## Task details
Images must not appear in your copy; reproduce every other part of the records exactly.

## Items
######

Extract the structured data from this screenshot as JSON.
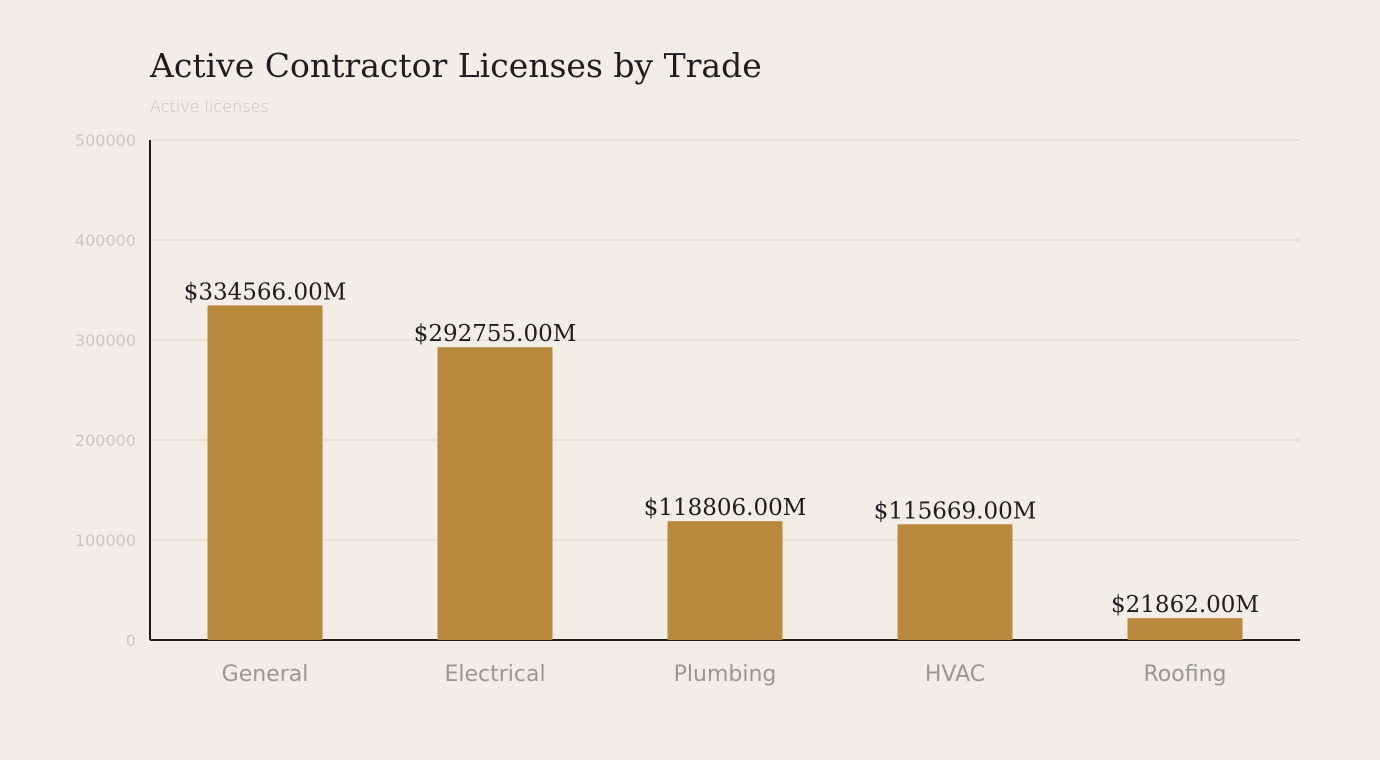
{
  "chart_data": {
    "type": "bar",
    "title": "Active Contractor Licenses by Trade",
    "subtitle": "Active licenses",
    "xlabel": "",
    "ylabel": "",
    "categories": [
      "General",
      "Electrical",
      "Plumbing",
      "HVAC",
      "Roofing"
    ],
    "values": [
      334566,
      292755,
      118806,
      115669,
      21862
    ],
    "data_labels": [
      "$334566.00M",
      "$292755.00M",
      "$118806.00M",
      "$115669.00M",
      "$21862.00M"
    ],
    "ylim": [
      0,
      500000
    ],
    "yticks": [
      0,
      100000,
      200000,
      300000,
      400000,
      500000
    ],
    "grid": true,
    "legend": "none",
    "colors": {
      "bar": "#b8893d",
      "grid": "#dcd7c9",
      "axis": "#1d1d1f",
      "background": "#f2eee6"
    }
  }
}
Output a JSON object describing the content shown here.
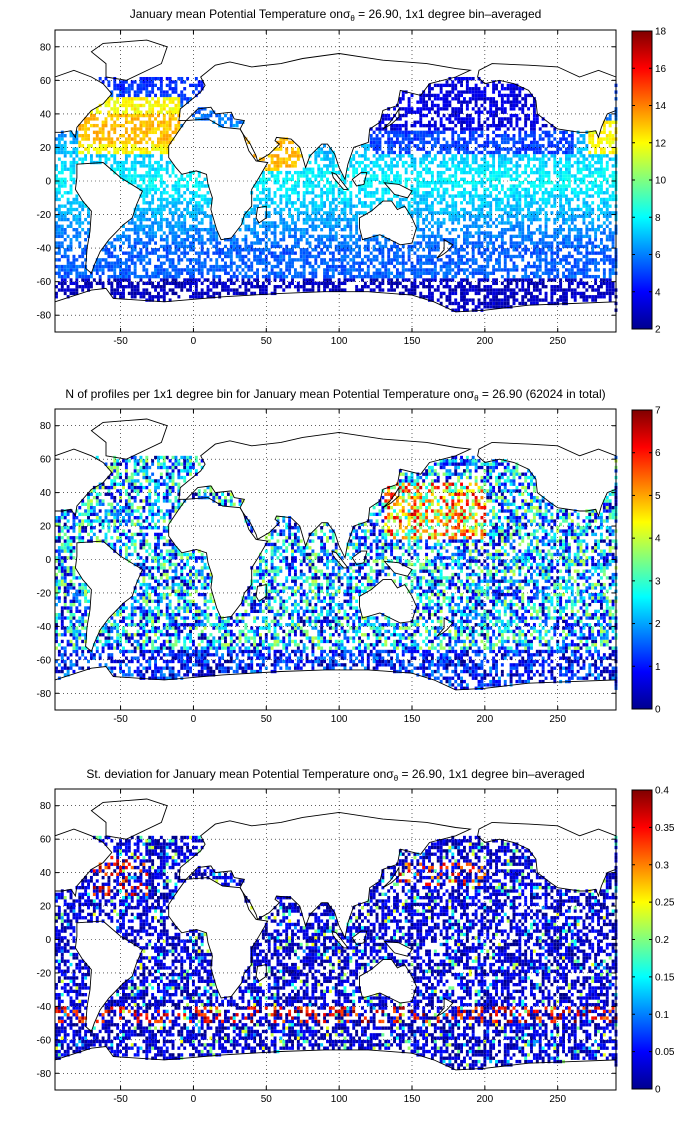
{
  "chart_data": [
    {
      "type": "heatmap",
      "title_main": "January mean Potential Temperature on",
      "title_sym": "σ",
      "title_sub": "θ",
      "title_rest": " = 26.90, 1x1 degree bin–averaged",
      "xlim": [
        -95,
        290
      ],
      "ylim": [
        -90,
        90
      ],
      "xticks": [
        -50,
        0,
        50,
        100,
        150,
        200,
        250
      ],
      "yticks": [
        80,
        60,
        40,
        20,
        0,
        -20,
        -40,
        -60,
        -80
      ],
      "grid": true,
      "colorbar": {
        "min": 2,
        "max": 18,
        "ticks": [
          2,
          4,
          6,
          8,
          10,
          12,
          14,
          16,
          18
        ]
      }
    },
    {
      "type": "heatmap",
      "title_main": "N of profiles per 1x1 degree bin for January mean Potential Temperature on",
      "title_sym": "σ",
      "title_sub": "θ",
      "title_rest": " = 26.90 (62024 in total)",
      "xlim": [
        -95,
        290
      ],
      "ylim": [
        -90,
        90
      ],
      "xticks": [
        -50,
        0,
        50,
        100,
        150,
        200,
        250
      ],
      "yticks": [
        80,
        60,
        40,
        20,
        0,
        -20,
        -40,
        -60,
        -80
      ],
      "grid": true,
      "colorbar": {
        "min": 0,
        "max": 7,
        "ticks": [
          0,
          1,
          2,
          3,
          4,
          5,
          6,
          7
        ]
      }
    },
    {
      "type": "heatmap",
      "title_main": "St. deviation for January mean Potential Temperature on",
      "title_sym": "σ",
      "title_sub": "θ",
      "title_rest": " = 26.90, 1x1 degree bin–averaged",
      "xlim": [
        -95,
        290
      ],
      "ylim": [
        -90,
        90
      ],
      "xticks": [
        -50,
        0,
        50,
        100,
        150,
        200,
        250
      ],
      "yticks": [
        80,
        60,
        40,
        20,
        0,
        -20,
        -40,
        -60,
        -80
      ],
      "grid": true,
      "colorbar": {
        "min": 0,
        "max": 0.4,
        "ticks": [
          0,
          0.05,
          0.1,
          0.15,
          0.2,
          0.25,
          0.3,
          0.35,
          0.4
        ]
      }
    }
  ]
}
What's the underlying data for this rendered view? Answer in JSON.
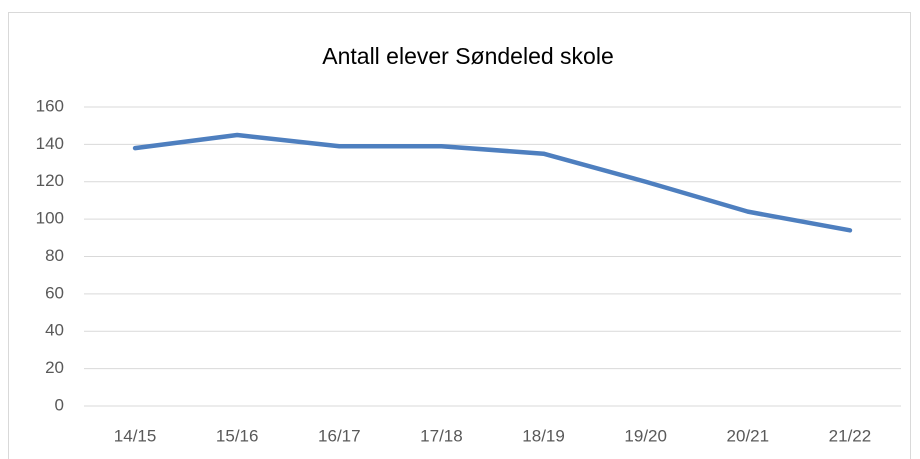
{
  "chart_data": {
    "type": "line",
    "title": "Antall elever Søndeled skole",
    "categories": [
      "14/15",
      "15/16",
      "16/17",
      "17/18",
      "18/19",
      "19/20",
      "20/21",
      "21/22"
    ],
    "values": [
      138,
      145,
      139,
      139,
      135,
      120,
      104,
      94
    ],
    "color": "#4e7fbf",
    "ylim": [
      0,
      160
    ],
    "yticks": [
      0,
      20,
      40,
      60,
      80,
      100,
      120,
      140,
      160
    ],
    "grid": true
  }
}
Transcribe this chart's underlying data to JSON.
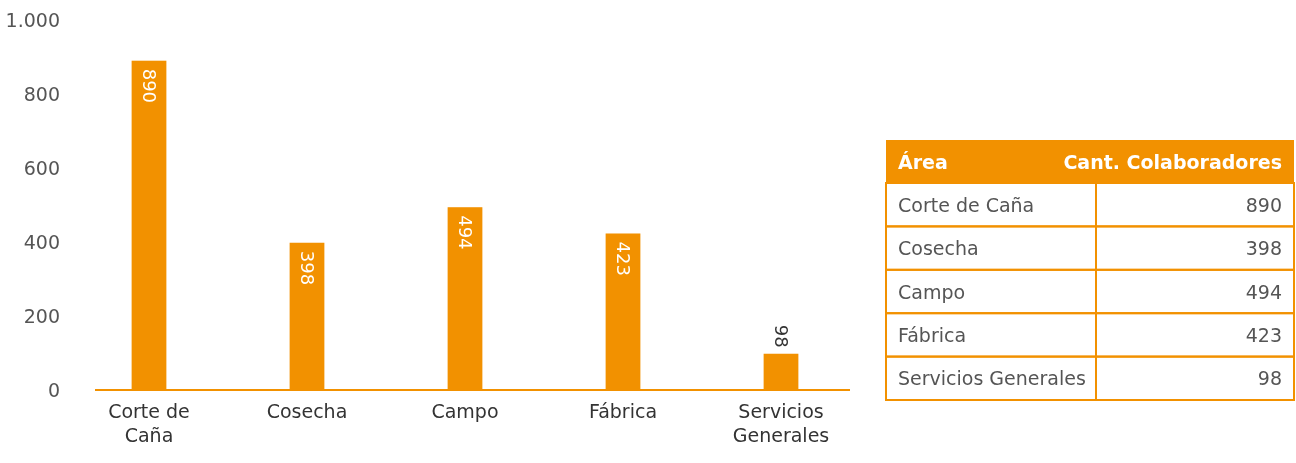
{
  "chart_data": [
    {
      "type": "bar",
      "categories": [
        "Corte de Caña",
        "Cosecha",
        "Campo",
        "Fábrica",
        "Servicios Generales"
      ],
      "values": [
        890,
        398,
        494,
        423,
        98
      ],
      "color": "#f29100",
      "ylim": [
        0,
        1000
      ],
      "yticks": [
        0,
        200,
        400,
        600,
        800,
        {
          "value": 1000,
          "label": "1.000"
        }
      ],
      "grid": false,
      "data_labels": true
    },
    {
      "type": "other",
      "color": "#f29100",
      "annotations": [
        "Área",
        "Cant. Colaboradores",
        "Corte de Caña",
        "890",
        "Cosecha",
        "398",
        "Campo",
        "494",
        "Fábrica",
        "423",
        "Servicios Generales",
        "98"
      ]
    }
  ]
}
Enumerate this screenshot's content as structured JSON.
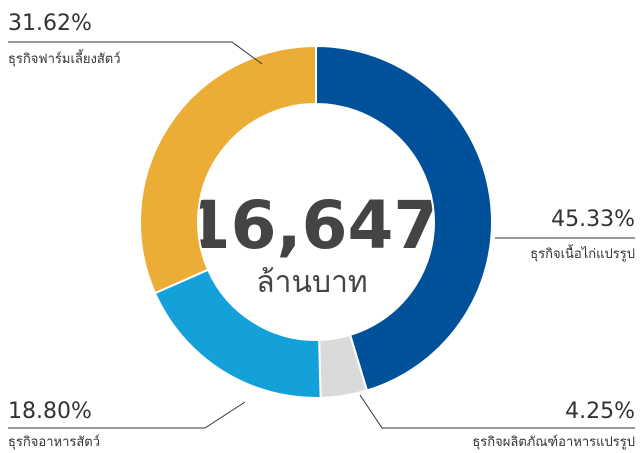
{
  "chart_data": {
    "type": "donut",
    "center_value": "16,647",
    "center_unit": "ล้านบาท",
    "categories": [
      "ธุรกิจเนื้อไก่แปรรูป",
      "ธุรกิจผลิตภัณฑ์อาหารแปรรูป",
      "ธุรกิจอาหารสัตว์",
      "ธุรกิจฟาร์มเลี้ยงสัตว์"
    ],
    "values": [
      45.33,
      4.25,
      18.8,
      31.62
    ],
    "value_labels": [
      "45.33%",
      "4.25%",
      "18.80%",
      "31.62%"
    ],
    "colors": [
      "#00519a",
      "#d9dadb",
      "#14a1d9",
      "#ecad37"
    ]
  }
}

######

## Output below
Extract the structured data from this screenshot as JSON.
{
  "chart_data": {
    "type": "bar",
    "title": "Active Contractor Licenses by Trade",
    "subtitle": "Active licenses",
    "xlabel": "",
    "ylabel": "",
    "categories": [
      "General",
      "Electrical",
      "Plumbing",
      "HVAC",
      "Roofing"
    ],
    "values": [
      334566,
      292755,
      118806,
      115669,
      21862
    ],
    "data_labels": [
      "$334566.00M",
      "$292755.00M",
      "$118806.00M",
      "$115669.00M",
      "$21862.00M"
    ],
    "ylim": [
      0,
      500000
    ],
    "yticks": [
      0,
      100000,
      200000,
      300000,
      400000,
      500000
    ],
    "grid": true,
    "legend": "none",
    "colors": {
      "bar": "#b8893d",
      "grid": "#dcd7c9",
      "axis": "#1d1d1f",
      "background": "#f2eee6"
    }
  }
}
Output a JSON object describing the content shown here.
{
  "chart_data": [
    {
      "type": "heatmap",
      "title_main": "January mean Potential Temperature on",
      "title_sym": "σ",
      "title_sub": "θ",
      "title_rest": " = 26.90, 1x1 degree bin–averaged",
      "xlim": [
        -95,
        290
      ],
      "ylim": [
        -90,
        90
      ],
      "xticks": [
        -50,
        0,
        50,
        100,
        150,
        200,
        250
      ],
      "yticks": [
        80,
        60,
        40,
        20,
        0,
        -20,
        -40,
        -60,
        -80
      ],
      "grid": true,
      "colorbar": {
        "min": 2,
        "max": 18,
        "ticks": [
          2,
          4,
          6,
          8,
          10,
          12,
          14,
          16,
          18
        ]
      }
    },
    {
      "type": "heatmap",
      "title_main": "N of profiles per 1x1 degree bin for January mean Potential Temperature on",
      "title_sym": "σ",
      "title_sub": "θ",
      "title_rest": " = 26.90 (62024 in total)",
      "xlim": [
        -95,
        290
      ],
      "ylim": [
        -90,
        90
      ],
      "xticks": [
        -50,
        0,
        50,
        100,
        150,
        200,
        250
      ],
      "yticks": [
        80,
        60,
        40,
        20,
        0,
        -20,
        -40,
        -60,
        -80
      ],
      "grid": true,
      "colorbar": {
        "min": 0,
        "max": 7,
        "ticks": [
          0,
          1,
          2,
          3,
          4,
          5,
          6,
          7
        ]
      }
    },
    {
      "type": "heatmap",
      "title_main": "St. deviation for January mean Potential Temperature on",
      "title_sym": "σ",
      "title_sub": "θ",
      "title_rest": " = 26.90, 1x1 degree bin–averaged",
      "xlim": [
        -95,
        290
      ],
      "ylim": [
        -90,
        90
      ],
      "xticks": [
        -50,
        0,
        50,
        100,
        150,
        200,
        250
      ],
      "yticks": [
        80,
        60,
        40,
        20,
        0,
        -20,
        -40,
        -60,
        -80
      ],
      "grid": true,
      "colorbar": {
        "min": 0,
        "max": 0.4,
        "ticks": [
          0,
          0.05,
          0.1,
          0.15,
          0.2,
          0.25,
          0.3,
          0.35,
          0.4
        ]
      }
    }
  ]
}
What's the underlying data for this rendered view? Answer in JSON.
{
  "chart_data": {
    "type": "line",
    "title": "Antall elever Søndeled skole",
    "categories": [
      "14/15",
      "15/16",
      "16/17",
      "17/18",
      "18/19",
      "19/20",
      "20/21",
      "21/22"
    ],
    "values": [
      138,
      145,
      139,
      139,
      135,
      120,
      104,
      94
    ],
    "color": "#4e7fbf",
    "ylim": [
      0,
      160
    ],
    "yticks": [
      0,
      20,
      40,
      60,
      80,
      100,
      120,
      140,
      160
    ],
    "grid": true
  }
}
Transcribe this chart's underlying data to JSON.
{
  "chart_data": [
    {
      "type": "bar",
      "categories": [
        "Corte de Caña",
        "Cosecha",
        "Campo",
        "Fábrica",
        "Servicios Generales"
      ],
      "values": [
        890,
        398,
        494,
        423,
        98
      ],
      "color": "#f29100",
      "ylim": [
        0,
        1000
      ],
      "yticks": [
        0,
        200,
        400,
        600,
        800,
        {
          "value": 1000,
          "label": "1.000"
        }
      ],
      "grid": false,
      "data_labels": true
    },
    {
      "type": "other",
      "color": "#f29100",
      "annotations": [
        "Área",
        "Cant. Colaboradores",
        "Corte de Caña",
        "890",
        "Cosecha",
        "398",
        "Campo",
        "494",
        "Fábrica",
        "423",
        "Servicios Generales",
        "98"
      ]
    }
  ]
}
Enumerate this screenshot's content as structured JSON.
{
  "chart_data": {
    "type": "donut",
    "center_value": "16,647",
    "center_unit": "ล้านบาท",
    "categories": [
      "ธุรกิจเนื้อไก่แปรรูป",
      "ธุรกิจผลิตภัณฑ์อาหารแปรรูป",
      "ธุรกิจอาหารสัตว์",
      "ธุรกิจฟาร์มเลี้ยงสัตว์"
    ],
    "values": [
      45.33,
      4.25,
      18.8,
      31.62
    ],
    "value_labels": [
      "45.33%",
      "4.25%",
      "18.80%",
      "31.62%"
    ],
    "colors": [
      "#00519a",
      "#d9dadb",
      "#14a1d9",
      "#ecad37"
    ]
  }
}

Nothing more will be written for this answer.